● Exercise requirements
Retype the records below exactly as they appear.

● Collected data entries
_____

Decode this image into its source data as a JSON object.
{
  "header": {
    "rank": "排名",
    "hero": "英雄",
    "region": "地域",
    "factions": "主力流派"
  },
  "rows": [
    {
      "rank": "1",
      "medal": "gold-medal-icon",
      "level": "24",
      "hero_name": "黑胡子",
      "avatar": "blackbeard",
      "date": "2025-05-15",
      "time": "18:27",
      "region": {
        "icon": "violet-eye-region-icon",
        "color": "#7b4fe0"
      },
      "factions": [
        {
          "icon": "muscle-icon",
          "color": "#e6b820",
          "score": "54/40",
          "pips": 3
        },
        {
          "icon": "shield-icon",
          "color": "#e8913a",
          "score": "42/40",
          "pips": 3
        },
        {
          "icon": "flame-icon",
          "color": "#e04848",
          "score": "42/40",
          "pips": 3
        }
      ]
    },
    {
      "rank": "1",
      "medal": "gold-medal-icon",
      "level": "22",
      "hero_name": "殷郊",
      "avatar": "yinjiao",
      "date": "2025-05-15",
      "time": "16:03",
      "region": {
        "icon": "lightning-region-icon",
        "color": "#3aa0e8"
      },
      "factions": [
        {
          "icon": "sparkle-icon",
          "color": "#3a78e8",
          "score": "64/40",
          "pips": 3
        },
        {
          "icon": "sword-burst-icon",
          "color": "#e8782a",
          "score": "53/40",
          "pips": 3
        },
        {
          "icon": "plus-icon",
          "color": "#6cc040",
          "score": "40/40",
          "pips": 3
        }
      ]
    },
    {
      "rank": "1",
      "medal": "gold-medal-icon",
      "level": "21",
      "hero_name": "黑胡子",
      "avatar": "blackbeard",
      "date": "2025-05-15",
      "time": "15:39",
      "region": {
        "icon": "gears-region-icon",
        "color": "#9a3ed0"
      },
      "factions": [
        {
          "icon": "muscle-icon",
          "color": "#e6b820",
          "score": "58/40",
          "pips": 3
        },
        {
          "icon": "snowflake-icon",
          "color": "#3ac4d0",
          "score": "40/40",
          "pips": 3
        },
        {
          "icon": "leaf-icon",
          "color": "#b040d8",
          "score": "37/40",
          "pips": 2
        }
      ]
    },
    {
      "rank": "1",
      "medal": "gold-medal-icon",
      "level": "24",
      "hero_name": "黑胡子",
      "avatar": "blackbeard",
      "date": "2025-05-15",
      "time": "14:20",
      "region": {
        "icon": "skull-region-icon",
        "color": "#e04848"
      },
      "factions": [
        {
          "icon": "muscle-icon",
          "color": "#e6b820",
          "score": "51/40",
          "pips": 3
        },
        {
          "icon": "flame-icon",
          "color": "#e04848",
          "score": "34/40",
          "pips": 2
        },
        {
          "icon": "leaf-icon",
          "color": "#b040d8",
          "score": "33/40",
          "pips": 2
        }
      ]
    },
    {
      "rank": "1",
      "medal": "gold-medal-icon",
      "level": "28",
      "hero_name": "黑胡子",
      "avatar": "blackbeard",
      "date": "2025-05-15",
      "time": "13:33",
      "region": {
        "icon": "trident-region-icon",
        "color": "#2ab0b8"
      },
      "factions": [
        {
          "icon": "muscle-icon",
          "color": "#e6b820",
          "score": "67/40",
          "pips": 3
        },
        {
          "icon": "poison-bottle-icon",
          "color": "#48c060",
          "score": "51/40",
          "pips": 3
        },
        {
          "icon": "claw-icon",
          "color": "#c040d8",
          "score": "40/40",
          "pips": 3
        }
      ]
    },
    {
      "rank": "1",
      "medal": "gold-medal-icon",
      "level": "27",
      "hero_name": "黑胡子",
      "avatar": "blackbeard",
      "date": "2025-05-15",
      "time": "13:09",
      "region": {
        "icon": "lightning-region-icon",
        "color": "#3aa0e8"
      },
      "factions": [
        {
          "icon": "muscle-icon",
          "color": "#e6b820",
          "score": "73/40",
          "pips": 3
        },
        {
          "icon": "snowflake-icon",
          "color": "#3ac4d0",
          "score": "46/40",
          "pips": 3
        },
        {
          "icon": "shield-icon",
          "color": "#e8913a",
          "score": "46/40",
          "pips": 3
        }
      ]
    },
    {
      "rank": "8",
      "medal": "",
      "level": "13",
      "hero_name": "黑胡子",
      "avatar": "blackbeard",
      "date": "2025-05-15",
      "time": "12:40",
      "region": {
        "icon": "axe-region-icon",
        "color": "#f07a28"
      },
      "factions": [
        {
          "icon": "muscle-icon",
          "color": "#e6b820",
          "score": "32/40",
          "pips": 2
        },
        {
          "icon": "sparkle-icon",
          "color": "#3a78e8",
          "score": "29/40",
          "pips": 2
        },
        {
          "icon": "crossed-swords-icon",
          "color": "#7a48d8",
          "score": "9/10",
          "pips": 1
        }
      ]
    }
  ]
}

_____

● Answer to the problem
Decode this image into its source data as a JSON object.
{
  "header": {
    "rank": "排名",
    "hero": "英雄",
    "region": "地域",
    "factions": "主力流派"
  },
  "rows": [
    {
      "rank": "1",
      "medal": "gold-medal-icon",
      "level": "24",
      "hero_name": "黑胡子",
      "avatar": "blackbeard",
      "date": "2025-05-15",
      "time": "18:27",
      "region": {
        "icon": "violet-eye-region-icon",
        "color": "#7b4fe0"
      },
      "factions": [
        {
          "icon": "muscle-icon",
          "color": "#e6b820",
          "score": "54/40",
          "pips": 3
        },
        {
          "icon": "shield-icon",
          "color": "#e8913a",
          "score": "42/40",
          "pips": 3
        },
        {
          "icon": "flame-icon",
          "color": "#e04848",
          "score": "42/40",
          "pips": 3
        }
      ]
    },
    {
      "rank": "1",
      "medal": "gold-medal-icon",
      "level": "22",
      "hero_name": "殷郊",
      "avatar": "yinjiao",
      "date": "2025-05-15",
      "time": "16:03",
      "region": {
        "icon": "lightning-region-icon",
        "color": "#3aa0e8"
      },
      "factions": [
        {
          "icon": "sparkle-icon",
          "color": "#3a78e8",
          "score": "64/40",
          "pips": 3
        },
        {
          "icon": "sword-burst-icon",
          "color": "#e8782a",
          "score": "53/40",
          "pips": 3
        },
        {
          "icon": "plus-icon",
          "color": "#6cc040",
          "score": "40/40",
          "pips": 3
        }
      ]
    },
    {
      "rank": "1",
      "medal": "gold-medal-icon",
      "level": "21",
      "hero_name": "黑胡子",
      "avatar": "blackbeard",
      "date": "2025-05-15",
      "time": "15:39",
      "region": {
        "icon": "gears-region-icon",
        "color": "#9a3ed0"
      },
      "factions": [
        {
          "icon": "muscle-icon",
          "color": "#e6b820",
          "score": "58/40",
          "pips": 3
        },
        {
          "icon": "snowflake-icon",
          "color": "#3ac4d0",
          "score": "40/40",
          "pips": 3
        },
        {
          "icon": "leaf-icon",
          "color": "#b040d8",
          "score": "37/40",
          "pips": 2
        }
      ]
    },
    {
      "rank": "1",
      "medal": "gold-medal-icon",
      "level": "24",
      "hero_name": "黑胡子",
      "avatar": "blackbeard",
      "date": "2025-05-15",
      "time": "14:20",
      "region": {
        "icon": "skull-region-icon",
        "color": "#e04848"
      },
      "factions": [
        {
          "icon": "muscle-icon",
          "color": "#e6b820",
          "score": "51/40",
          "pips": 3
        },
        {
          "icon": "flame-icon",
          "color": "#e04848",
          "score": "34/40",
          "pips": 2
        },
        {
          "icon": "leaf-icon",
          "color": "#b040d8",
          "score": "33/40",
          "pips": 2
        }
      ]
    },
    {
      "rank": "1",
      "medal": "gold-medal-icon",
      "level": "28",
      "hero_name": "黑胡子",
      "avatar": "blackbeard",
      "date": "2025-05-15",
      "time": "13:33",
      "region": {
        "icon": "trident-region-icon",
        "color": "#2ab0b8"
      },
      "factions": [
        {
          "icon": "muscle-icon",
          "color": "#e6b820",
          "score": "67/40",
          "pips": 3
        },
        {
          "icon": "poison-bottle-icon",
          "color": "#48c060",
          "score": "51/40",
          "pips": 3
        },
        {
          "icon": "claw-icon",
          "color": "#c040d8",
          "score": "40/40",
          "pips": 3
        }
      ]
    },
    {
      "rank": "1",
      "medal": "gold-medal-icon",
      "level": "27",
      "hero_name": "黑胡子",
      "avatar": "blackbeard",
      "date": "2025-05-15",
      "time": "13:09",
      "region": {
        "icon": "lightning-region-icon",
        "color": "#3aa0e8"
      },
      "factions": [
        {
          "icon": "muscle-icon",
          "color": "#e6b820",
          "score": "73/40",
          "pips": 3
        },
        {
          "icon": "snowflake-icon",
          "color": "#3ac4d0",
          "score": "46/40",
          "pips": 3
        },
        {
          "icon": "shield-icon",
          "color": "#e8913a",
          "score": "46/40",
          "pips": 3
        }
      ]
    },
    {
      "rank": "8",
      "medal": "",
      "level": "13",
      "hero_name": "黑胡子",
      "avatar": "blackbeard",
      "date": "2025-05-15",
      "time": "12:40",
      "region": {
        "icon": "axe-region-icon",
        "color": "#f07a28"
      },
      "factions": [
        {
          "icon": "muscle-icon",
          "color": "#e6b820",
          "score": "32/40",
          "pips": 2
        },
        {
          "icon": "sparkle-icon",
          "color": "#3a78e8",
          "score": "29/40",
          "pips": 2
        },
        {
          "icon": "crossed-swords-icon",
          "color": "#7a48d8",
          "score": "9/10",
          "pips": 1
        }
      ]
    }
  ]
}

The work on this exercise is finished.